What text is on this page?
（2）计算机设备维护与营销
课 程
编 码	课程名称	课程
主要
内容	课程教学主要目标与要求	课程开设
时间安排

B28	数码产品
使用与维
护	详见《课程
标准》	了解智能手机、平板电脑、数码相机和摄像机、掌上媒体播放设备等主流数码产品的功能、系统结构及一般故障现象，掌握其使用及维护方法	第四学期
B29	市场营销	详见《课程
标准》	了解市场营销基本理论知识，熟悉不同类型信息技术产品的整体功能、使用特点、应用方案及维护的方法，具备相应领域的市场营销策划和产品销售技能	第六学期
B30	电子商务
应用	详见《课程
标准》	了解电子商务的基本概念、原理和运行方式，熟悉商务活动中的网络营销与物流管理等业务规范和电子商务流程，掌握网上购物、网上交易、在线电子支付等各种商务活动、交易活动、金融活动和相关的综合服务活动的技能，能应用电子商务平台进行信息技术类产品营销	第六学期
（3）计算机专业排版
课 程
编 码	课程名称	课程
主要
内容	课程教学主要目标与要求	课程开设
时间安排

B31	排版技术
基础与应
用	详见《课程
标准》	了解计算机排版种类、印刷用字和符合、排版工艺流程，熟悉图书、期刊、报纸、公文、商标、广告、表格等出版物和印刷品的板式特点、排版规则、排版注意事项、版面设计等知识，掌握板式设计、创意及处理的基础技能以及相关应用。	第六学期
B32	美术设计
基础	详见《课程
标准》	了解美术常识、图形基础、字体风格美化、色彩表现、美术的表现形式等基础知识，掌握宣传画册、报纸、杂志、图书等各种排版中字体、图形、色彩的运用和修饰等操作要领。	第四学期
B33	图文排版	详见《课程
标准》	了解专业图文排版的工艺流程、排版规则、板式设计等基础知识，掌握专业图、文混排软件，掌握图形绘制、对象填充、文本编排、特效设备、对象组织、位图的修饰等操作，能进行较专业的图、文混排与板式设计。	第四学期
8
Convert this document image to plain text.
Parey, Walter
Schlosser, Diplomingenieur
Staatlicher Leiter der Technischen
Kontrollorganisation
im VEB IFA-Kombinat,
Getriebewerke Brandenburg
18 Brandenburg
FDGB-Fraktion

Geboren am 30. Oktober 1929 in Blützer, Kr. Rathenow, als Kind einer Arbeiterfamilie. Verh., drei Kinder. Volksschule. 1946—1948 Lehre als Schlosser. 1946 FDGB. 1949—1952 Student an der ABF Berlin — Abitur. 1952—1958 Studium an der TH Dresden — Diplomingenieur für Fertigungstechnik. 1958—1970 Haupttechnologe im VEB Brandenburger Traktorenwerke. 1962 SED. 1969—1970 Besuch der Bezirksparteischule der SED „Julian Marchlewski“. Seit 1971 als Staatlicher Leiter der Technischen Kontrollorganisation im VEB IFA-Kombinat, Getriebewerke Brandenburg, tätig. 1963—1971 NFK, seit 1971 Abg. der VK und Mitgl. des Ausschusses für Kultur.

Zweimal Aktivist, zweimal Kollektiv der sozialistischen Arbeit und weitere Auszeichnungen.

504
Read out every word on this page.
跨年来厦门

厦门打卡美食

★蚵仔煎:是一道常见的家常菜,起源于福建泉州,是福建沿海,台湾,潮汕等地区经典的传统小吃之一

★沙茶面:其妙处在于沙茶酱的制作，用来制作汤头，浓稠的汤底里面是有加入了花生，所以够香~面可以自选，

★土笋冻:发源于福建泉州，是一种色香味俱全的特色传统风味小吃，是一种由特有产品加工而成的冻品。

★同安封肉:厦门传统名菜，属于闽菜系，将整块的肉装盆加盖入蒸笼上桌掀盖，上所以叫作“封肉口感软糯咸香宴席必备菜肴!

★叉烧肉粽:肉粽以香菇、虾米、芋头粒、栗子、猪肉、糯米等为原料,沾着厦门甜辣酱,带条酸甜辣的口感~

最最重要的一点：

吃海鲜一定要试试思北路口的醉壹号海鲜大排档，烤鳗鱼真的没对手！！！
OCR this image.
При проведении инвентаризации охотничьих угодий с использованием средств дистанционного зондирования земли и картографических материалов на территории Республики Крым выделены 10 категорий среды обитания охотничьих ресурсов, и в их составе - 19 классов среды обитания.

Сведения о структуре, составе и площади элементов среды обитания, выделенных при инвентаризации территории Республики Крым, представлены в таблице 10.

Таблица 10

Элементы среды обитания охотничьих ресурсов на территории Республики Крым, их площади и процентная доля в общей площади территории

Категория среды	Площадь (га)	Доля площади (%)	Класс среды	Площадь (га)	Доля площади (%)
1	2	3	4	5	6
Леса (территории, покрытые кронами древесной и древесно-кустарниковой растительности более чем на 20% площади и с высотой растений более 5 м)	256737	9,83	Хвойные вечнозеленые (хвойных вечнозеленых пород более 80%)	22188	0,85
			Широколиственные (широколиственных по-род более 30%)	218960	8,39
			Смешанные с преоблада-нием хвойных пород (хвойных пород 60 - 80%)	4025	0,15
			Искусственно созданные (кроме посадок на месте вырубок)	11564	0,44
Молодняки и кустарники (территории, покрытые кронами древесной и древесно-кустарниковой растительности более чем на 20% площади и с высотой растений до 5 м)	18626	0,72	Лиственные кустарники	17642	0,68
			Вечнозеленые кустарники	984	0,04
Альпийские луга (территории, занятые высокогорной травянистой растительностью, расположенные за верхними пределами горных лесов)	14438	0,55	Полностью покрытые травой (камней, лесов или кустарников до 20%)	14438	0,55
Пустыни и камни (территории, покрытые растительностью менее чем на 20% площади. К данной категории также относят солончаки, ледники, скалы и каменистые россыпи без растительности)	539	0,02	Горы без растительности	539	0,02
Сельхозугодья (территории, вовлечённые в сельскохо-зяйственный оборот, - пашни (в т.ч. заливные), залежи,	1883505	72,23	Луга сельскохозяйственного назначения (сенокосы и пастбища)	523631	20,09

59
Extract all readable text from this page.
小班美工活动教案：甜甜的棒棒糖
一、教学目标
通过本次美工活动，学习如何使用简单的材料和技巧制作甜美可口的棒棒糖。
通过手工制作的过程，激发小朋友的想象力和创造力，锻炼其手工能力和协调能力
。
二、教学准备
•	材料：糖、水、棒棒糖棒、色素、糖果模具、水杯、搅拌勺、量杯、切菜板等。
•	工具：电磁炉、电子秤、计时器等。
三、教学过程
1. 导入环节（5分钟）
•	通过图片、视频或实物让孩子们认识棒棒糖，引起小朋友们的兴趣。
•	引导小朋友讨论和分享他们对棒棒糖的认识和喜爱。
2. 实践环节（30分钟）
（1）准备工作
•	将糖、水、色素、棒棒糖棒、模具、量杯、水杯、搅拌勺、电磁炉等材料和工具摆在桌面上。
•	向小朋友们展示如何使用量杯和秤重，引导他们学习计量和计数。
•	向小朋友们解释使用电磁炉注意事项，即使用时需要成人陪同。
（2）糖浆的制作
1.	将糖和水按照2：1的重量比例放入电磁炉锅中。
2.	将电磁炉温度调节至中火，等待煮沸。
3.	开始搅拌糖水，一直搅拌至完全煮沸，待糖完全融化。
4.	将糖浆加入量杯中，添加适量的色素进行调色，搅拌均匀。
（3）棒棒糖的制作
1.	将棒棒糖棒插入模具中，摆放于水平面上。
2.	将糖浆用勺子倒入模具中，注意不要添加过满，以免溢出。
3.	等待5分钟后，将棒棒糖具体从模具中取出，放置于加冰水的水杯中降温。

+ + + + + + +

*Set problem*.
Using the listing above, reproduce each line without omission.

*Response*.
What text is on this page?
（2）计算机设备维护与营销
课 程
编 码	课程名称	课程
主要
内容	课程教学主要目标与要求	课程开设
时间安排

B28	数码产品
使用与维
护	详见《课程
标准》	了解智能手机、平板电脑、数码相机和摄像机、掌上媒体播放设备等主流数码产品的功能、系统结构及一般故障现象，掌握其使用及维护方法	第四学期
B29	市场营销	详见《课程
标准》	了解市场营销基本理论知识，熟悉不同类型信息技术产品的整体功能、使用特点、应用方案及维护的方法，具备相应领域的市场营销策划和产品销售技能	第六学期
B30	电子商务
应用	详见《课程
标准》	了解电子商务的基本概念、原理和运行方式，熟悉商务活动中的网络营销与物流管理等业务规范和电子商务流程，掌握网上购物、网上交易、在线电子支付等各种商务活动、交易活动、金融活动和相关的综合服务活动的技能，能应用电子商务平台进行信息技术类产品营销	第六学期
（3）计算机专业排版
课 程
编 码	课程名称	课程
主要
内容	课程教学主要目标与要求	课程开设
时间安排

B31	排版技术
基础与应
用	详见《课程
标准》	了解计算机排版种类、印刷用字和符合、排版工艺流程，熟悉图书、期刊、报纸、公文、商标、广告、表格等出版物和印刷品的板式特点、排版规则、排版注意事项、版面设计等知识，掌握板式设计、创意及处理的基础技能以及相关应用。	第六学期
B32	美术设计
基础	详见《课程
标准》	了解美术常识、图形基础、字体风格美化、色彩表现、美术的表现形式等基础知识，掌握宣传画册、报纸、杂志、图书等各种排版中字体、图形、色彩的运用和修饰等操作要领。	第四学期
B33	图文排版	详见《课程
标准》	了解专业图文排版的工艺流程、排版规则、板式设计等基础知识，掌握专业图、文混排软件，掌握图形绘制、对象填充、文本编排、特效设备、对象组织、位图的修饰等操作，能进行较专业的图、文混排与板式设计。	第四学期
8
Convert this document image to plain text.
Parey, Walter
Schlosser, Diplomingenieur
Staatlicher Leiter der Technischen
Kontrollorganisation
im VEB IFA-Kombinat,
Getriebewerke Brandenburg
18 Brandenburg
FDGB-Fraktion

Geboren am 30. Oktober 1929 in Blützer, Kr. Rathenow, als Kind einer Arbeiterfamilie. Verh., drei Kinder. Volksschule. 1946—1948 Lehre als Schlosser. 1946 FDGB. 1949—1952 Student an der ABF Berlin — Abitur. 1952—1958 Studium an der TH Dresden — Diplomingenieur für Fertigungstechnik. 1958—1970 Haupttechnologe im VEB Brandenburger Traktorenwerke. 1962 SED. 1969—1970 Besuch der Bezirksparteischule der SED „Julian Marchlewski“. Seit 1971 als Staatlicher Leiter der Technischen Kontrollorganisation im VEB IFA-Kombinat, Getriebewerke Brandenburg, tätig. 1963—1971 NFK, seit 1971 Abg. der VK und Mitgl. des Ausschusses für Kultur.

Zweimal Aktivist, zweimal Kollektiv der sozialistischen Arbeit und weitere Auszeichnungen.

504
Read out every word on this page.
跨年来厦门

厦门打卡美食

★蚵仔煎:是一道常见的家常菜,起源于福建泉州,是福建沿海,台湾,潮汕等地区经典的传统小吃之一

★沙茶面:其妙处在于沙茶酱的制作，用来制作汤头，浓稠的汤底里面是有加入了花生，所以够香~面可以自选，

★土笋冻:发源于福建泉州，是一种色香味俱全的特色传统风味小吃，是一种由特有产品加工而成的冻品。

★同安封肉:厦门传统名菜，属于闽菜系，将整块的肉装盆加盖入蒸笼上桌掀盖，上所以叫作“封肉口感软糯咸香宴席必备菜肴!

★叉烧肉粽:肉粽以香菇、虾米、芋头粒、栗子、猪肉、糯米等为原料,沾着厦门甜辣酱,带条酸甜辣的口感~

最最重要的一点：

吃海鲜一定要试试思北路口的醉壹号海鲜大排档，烤鳗鱼真的没对手！！！
OCR this image.
При проведении инвентаризации охотничьих угодий с использованием средств дистанционного зондирования земли и картографических материалов на территории Республики Крым выделены 10 категорий среды обитания охотничьих ресурсов, и в их составе - 19 классов среды обитания.

Сведения о структуре, составе и площади элементов среды обитания, выделенных при инвентаризации территории Республики Крым, представлены в таблице 10.

Таблица 10

Элементы среды обитания охотничьих ресурсов на территории Республики Крым, их площади и процентная доля в общей площади территории

Категория среды	Площадь (га)	Доля площади (%)	Класс среды	Площадь (га)	Доля площади (%)
1	2	3	4	5	6
Леса (территории, покрытые кронами древесной и древесно-кустарниковой растительности более чем на 20% площади и с высотой растений более 5 м)	256737	9,83	Хвойные вечнозеленые (хвойных вечнозеленых пород более 80%)	22188	0,85
			Широколиственные (широколиственных по-род более 30%)	218960	8,39
			Смешанные с преоблада-нием хвойных пород (хвойных пород 60 - 80%)	4025	0,15
			Искусственно созданные (кроме посадок на месте вырубок)	11564	0,44
Молодняки и кустарники (территории, покрытые кронами древесной и древесно-кустарниковой растительности более чем на 20% площади и с высотой растений до 5 м)	18626	0,72	Лиственные кустарники	17642	0,68
			Вечнозеленые кустарники	984	0,04
Альпийские луга (территории, занятые высокогорной травянистой растительностью, расположенные за верхними пределами горных лесов)	14438	0,55	Полностью покрытые травой (камней, лесов или кустарников до 20%)	14438	0,55
Пустыни и камни (территории, покрытые растительностью менее чем на 20% площади. К данной категории также относят солончаки, ледники, скалы и каменистые россыпи без растительности)	539	0,02	Горы без растительности	539	0,02
Сельхозугодья (территории, вовлечённые в сельскохо-зяйственный оборот, - пашни (в т.ч. заливные), залежи,	1883505	72,23	Луга сельскохозяйственного назначения (сенокосы и пастбища)	523631	20,09

59
Extract all readable text from this page.
小班美工活动教案：甜甜的棒棒糖
一、教学目标
通过本次美工活动，学习如何使用简单的材料和技巧制作甜美可口的棒棒糖。
通过手工制作的过程，激发小朋友的想象力和创造力，锻炼其手工能力和协调能力
。
二、教学准备
•	材料：糖、水、棒棒糖棒、色素、糖果模具、水杯、搅拌勺、量杯、切菜板等。
•	工具：电磁炉、电子秤、计时器等。
三、教学过程
1. 导入环节（5分钟）
•	通过图片、视频或实物让孩子们认识棒棒糖，引起小朋友们的兴趣。
•	引导小朋友讨论和分享他们对棒棒糖的认识和喜爱。
2. 实践环节（30分钟）
（1）准备工作
•	将糖、水、色素、棒棒糖棒、模具、量杯、水杯、搅拌勺、电磁炉等材料和工具摆在桌面上。
•	向小朋友们展示如何使用量杯和秤重，引导他们学习计量和计数。
•	向小朋友们解释使用电磁炉注意事项，即使用时需要成人陪同。
（2）糖浆的制作
1.	将糖和水按照2：1的重量比例放入电磁炉锅中。
2.	将电磁炉温度调节至中火，等待煮沸。
3.	开始搅拌糖水，一直搅拌至完全煮沸，待糖完全融化。
4.	将糖浆加入量杯中，添加适量的色素进行调色，搅拌均匀。
（3）棒棒糖的制作
1.	将棒棒糖棒插入模具中，摆放于水平面上。
2.	将糖浆用勺子倒入模具中，注意不要添加过满，以免溢出。
3.	等待5分钟后，将棒棒糖具体从模具中取出，放置于加冰水的水杯中降温。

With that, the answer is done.